---- Dataset extract
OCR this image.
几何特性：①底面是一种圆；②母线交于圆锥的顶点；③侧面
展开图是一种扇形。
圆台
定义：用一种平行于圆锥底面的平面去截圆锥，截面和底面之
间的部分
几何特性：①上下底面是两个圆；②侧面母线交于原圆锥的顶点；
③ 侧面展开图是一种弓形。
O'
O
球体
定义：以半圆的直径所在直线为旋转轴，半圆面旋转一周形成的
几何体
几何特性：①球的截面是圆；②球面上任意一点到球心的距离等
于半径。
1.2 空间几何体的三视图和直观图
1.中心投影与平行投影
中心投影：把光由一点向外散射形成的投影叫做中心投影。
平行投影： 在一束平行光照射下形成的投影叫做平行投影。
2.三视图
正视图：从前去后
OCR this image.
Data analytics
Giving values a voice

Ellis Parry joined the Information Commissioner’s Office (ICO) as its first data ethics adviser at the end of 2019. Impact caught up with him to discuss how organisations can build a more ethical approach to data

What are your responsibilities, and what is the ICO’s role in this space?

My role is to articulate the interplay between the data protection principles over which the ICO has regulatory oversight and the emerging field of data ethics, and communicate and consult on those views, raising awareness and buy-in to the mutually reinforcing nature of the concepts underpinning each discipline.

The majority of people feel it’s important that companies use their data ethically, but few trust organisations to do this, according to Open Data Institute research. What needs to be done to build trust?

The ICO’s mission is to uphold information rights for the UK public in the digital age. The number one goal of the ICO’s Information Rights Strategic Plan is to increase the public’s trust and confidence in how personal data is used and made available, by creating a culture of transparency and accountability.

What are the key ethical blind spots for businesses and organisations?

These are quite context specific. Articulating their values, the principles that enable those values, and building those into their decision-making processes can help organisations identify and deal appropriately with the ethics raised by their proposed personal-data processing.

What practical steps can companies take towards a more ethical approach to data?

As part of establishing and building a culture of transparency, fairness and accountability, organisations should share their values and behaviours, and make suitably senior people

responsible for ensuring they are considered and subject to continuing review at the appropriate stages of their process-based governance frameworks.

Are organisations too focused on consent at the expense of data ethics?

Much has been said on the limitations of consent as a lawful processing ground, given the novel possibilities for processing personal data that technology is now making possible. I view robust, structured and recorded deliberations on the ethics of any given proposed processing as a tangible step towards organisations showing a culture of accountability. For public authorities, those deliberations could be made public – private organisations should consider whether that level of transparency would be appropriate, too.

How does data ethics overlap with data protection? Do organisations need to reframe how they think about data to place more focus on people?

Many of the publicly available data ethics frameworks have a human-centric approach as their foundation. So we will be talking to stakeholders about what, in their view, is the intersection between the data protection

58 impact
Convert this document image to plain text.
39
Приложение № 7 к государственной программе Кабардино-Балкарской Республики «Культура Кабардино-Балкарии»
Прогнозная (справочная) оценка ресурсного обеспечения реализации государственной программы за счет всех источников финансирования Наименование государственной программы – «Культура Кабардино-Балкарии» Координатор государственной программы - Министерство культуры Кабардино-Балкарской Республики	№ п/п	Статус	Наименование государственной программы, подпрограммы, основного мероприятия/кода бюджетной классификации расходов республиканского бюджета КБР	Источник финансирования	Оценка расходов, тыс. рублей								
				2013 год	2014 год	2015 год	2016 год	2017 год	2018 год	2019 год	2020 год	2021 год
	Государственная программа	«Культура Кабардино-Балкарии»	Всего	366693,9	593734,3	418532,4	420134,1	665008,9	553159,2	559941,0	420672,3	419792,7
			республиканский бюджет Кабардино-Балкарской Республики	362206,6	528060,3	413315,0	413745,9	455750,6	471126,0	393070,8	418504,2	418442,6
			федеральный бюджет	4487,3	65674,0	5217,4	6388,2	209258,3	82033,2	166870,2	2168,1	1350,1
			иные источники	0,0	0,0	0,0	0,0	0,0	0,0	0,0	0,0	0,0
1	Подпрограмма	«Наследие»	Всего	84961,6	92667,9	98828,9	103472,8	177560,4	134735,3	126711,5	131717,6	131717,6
--------
▶ **Task goal**
Every line that holds the word "those" should be extracted.

▶ **Result**
My role is to articulate the interplay between the data protection principles over which the ICO has regulatory oversight and the emerging field of data ethics, and communicate and consult on those views, raising awareness and buy-in to the mutually reinforcing nature of the concepts underpinning each discipline.
These are quite context specific. Articulating their values, the principles that enable those values, and building those into their decision-making processes can help organisations identify and deal appropriately with the ethics raised by their proposed personal-data processing.
Much has been said on the limitations of consent as a lawful processing ground, given the novel possibilities for processing personal data that technology is now making possible. I view robust, structured and recorded deliberations on the ethics of any given proposed processing as a tangible step towards organisations showing a culture of accountability. For public authorities, those deliberations could be made public – private organisations should consider whether that level of transparency would be appropriate, too.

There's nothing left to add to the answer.